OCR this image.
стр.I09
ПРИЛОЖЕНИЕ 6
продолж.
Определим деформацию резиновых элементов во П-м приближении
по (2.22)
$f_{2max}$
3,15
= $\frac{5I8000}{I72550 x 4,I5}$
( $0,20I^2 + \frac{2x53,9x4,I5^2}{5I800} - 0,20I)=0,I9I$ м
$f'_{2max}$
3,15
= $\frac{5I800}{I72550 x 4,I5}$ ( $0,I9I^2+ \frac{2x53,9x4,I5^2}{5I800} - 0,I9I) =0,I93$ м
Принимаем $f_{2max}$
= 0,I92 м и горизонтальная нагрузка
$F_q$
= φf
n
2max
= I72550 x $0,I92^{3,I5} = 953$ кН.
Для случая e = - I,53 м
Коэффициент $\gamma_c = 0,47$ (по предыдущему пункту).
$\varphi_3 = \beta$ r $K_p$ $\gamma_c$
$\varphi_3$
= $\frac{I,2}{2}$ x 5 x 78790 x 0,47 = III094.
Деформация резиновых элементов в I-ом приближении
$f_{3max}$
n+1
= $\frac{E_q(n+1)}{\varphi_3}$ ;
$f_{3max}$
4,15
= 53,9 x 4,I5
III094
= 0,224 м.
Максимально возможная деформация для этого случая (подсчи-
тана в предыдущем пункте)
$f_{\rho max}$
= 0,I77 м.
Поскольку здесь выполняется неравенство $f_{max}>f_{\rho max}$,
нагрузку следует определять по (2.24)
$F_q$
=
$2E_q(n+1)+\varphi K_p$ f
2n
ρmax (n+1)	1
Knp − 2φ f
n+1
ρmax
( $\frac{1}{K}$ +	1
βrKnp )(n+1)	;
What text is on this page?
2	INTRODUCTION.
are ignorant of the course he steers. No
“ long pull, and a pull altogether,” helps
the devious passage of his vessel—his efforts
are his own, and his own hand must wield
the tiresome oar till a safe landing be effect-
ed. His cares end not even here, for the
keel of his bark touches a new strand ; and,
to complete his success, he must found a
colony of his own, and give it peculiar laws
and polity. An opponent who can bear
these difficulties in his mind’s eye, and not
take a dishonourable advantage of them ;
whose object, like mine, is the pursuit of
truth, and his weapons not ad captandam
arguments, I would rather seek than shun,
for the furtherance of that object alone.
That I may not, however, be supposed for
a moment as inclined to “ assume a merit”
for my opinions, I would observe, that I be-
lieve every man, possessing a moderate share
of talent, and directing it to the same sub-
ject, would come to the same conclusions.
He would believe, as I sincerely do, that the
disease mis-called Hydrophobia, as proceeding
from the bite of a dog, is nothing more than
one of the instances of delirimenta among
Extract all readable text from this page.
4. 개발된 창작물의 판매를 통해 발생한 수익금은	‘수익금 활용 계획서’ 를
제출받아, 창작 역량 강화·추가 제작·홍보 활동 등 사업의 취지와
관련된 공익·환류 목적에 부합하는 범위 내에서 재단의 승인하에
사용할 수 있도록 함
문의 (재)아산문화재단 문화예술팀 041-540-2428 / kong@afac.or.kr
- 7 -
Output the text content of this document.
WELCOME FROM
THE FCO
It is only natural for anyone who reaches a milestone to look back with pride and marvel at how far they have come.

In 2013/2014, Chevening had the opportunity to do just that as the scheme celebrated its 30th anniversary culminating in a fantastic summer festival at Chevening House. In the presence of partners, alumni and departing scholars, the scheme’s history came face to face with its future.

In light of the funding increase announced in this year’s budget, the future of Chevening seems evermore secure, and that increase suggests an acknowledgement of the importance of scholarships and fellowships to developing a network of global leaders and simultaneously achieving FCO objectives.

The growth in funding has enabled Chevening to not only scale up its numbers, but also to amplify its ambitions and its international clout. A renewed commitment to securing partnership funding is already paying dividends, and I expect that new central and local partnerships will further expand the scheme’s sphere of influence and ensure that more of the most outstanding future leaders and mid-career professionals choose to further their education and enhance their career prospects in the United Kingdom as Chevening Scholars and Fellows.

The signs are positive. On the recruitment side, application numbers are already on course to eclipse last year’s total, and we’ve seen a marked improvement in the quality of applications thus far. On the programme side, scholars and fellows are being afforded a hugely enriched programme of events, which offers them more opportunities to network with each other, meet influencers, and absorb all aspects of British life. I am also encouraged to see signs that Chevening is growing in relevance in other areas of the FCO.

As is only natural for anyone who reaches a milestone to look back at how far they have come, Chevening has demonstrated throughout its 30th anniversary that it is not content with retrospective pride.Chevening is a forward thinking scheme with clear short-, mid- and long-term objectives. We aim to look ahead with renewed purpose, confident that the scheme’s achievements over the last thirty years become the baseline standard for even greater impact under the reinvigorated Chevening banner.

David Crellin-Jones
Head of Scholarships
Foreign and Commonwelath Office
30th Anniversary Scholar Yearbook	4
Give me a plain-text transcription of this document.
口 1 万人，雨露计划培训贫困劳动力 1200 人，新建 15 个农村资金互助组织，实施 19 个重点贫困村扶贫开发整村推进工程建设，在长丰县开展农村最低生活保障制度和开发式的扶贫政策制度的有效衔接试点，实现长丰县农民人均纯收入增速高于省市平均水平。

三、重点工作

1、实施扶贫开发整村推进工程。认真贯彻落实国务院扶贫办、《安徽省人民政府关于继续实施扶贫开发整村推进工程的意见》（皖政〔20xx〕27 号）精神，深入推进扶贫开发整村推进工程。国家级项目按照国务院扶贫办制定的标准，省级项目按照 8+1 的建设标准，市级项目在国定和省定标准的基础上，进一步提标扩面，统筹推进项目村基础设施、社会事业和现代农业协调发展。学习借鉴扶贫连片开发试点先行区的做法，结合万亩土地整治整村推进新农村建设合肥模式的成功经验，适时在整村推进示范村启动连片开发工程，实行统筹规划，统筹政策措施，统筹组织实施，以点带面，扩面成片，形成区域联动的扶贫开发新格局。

◆ **What you should do**: Could you reproduce every record above exactly as it appears?

◆ **Correct output**:
OCR this image.
стр.I09
ПРИЛОЖЕНИЕ 6
продолж.
Определим деформацию резиновых элементов во П-м приближении
по (2.22)
$f_{2max}$
3,15
= $\frac{5I8000}{I72550 x 4,I5}$
( $0,20I^2 + \frac{2x53,9x4,I5^2}{5I800} - 0,20I)=0,I9I$ м
$f'_{2max}$
3,15
= $\frac{5I800}{I72550 x 4,I5}$ ( $0,I9I^2+ \frac{2x53,9x4,I5^2}{5I800} - 0,I9I) =0,I93$ м
Принимаем $f_{2max}$
= 0,I92 м и горизонтальная нагрузка
$F_q$
= φf
n
2max
= I72550 x $0,I92^{3,I5} = 953$ кН.
Для случая e = - I,53 м
Коэффициент $\gamma_c = 0,47$ (по предыдущему пункту).
$\varphi_3 = \beta$ r $K_p$ $\gamma_c$
$\varphi_3$
= $\frac{I,2}{2}$ x 5 x 78790 x 0,47 = III094.
Деформация резиновых элементов в I-ом приближении
$f_{3max}$
n+1
= $\frac{E_q(n+1)}{\varphi_3}$ ;
$f_{3max}$
4,15
= 53,9 x 4,I5
III094
= 0,224 м.
Максимально возможная деформация для этого случая (подсчи-
тана в предыдущем пункте)
$f_{\rho max}$
= 0,I77 м.
Поскольку здесь выполняется неравенство $f_{max}>f_{\rho max}$,
нагрузку следует определять по (2.24)
$F_q$
=
$2E_q(n+1)+\varphi K_p$ f
2n
ρmax (n+1)	1
Knp − 2φ f
n+1
ρmax
( $\frac{1}{K}$ +	1
βrKnp )(n+1)	;
What text is on this page?
2	INTRODUCTION.
are ignorant of the course he steers. No
“ long pull, and a pull altogether,” helps
the devious passage of his vessel—his efforts
are his own, and his own hand must wield
the tiresome oar till a safe landing be effect-
ed. His cares end not even here, for the
keel of his bark touches a new strand ; and,
to complete his success, he must found a
colony of his own, and give it peculiar laws
and polity. An opponent who can bear
these difficulties in his mind’s eye, and not
take a dishonourable advantage of them ;
whose object, like mine, is the pursuit of
truth, and his weapons not ad captandam
arguments, I would rather seek than shun,
for the furtherance of that object alone.
That I may not, however, be supposed for
a moment as inclined to “ assume a merit”
for my opinions, I would observe, that I be-
lieve every man, possessing a moderate share
of talent, and directing it to the same sub-
ject, would come to the same conclusions.
He would believe, as I sincerely do, that the
disease mis-called Hydrophobia, as proceeding
from the bite of a dog, is nothing more than
one of the instances of delirimenta among
Extract all readable text from this page.
4. 개발된 창작물의 판매를 통해 발생한 수익금은	‘수익금 활용 계획서’ 를
제출받아, 창작 역량 강화·추가 제작·홍보 활동 등 사업의 취지와
관련된 공익·환류 목적에 부합하는 범위 내에서 재단의 승인하에
사용할 수 있도록 함
문의 (재)아산문화재단 문화예술팀 041-540-2428 / kong@afac.or.kr
- 7 -
Output the text content of this document.
WELCOME FROM
THE FCO
It is only natural for anyone who reaches a milestone to look back with pride and marvel at how far they have come.

In 2013/2014, Chevening had the opportunity to do just that as the scheme celebrated its 30th anniversary culminating in a fantastic summer festival at Chevening House. In the presence of partners, alumni and departing scholars, the scheme’s history came face to face with its future.

In light of the funding increase announced in this year’s budget, the future of Chevening seems evermore secure, and that increase suggests an acknowledgement of the importance of scholarships and fellowships to developing a network of global leaders and simultaneously achieving FCO objectives.

The growth in funding has enabled Chevening to not only scale up its numbers, but also to amplify its ambitions and its international clout. A renewed commitment to securing partnership funding is already paying dividends, and I expect that new central and local partnerships will further expand the scheme’s sphere of influence and ensure that more of the most outstanding future leaders and mid-career professionals choose to further their education and enhance their career prospects in the United Kingdom as Chevening Scholars and Fellows.

The signs are positive. On the recruitment side, application numbers are already on course to eclipse last year’s total, and we’ve seen a marked improvement in the quality of applications thus far. On the programme side, scholars and fellows are being afforded a hugely enriched programme of events, which offers them more opportunities to network with each other, meet influencers, and absorb all aspects of British life. I am also encouraged to see signs that Chevening is growing in relevance in other areas of the FCO.

As is only natural for anyone who reaches a milestone to look back at how far they have come, Chevening has demonstrated throughout its 30th anniversary that it is not content with retrospective pride.Chevening is a forward thinking scheme with clear short-, mid- and long-term objectives. We aim to look ahead with renewed purpose, confident that the scheme’s achievements over the last thirty years become the baseline standard for even greater impact under the reinvigorated Chevening banner.

David Crellin-Jones
Head of Scholarships
Foreign and Commonwelath Office
30th Anniversary Scholar Yearbook	4
Give me a plain-text transcription of this document.
口 1 万人，雨露计划培训贫困劳动力 1200 人，新建 15 个农村资金互助组织，实施 19 个重点贫困村扶贫开发整村推进工程建设，在长丰县开展农村最低生活保障制度和开发式的扶贫政策制度的有效衔接试点，实现长丰县农民人均纯收入增速高于省市平均水平。

三、重点工作

1、实施扶贫开发整村推进工程。认真贯彻落实国务院扶贫办、《安徽省人民政府关于继续实施扶贫开发整村推进工程的意见》（皖政〔20xx〕27 号）精神，深入推进扶贫开发整村推进工程。国家级项目按照国务院扶贫办制定的标准，省级项目按照 8+1 的建设标准，市级项目在国定和省定标准的基础上，进一步提标扩面，统筹推进项目村基础设施、社会事业和现代农业协调发展。学习借鉴扶贫连片开发试点先行区的做法，结合万亩土地整治整村推进新农村建设合肥模式的成功经验，适时在整村推进示范村启动连片开发工程，实行统筹规划，统筹政策措施，统筹组织实施，以点带面，扩面成片，形成区域联动的扶贫开发新格局。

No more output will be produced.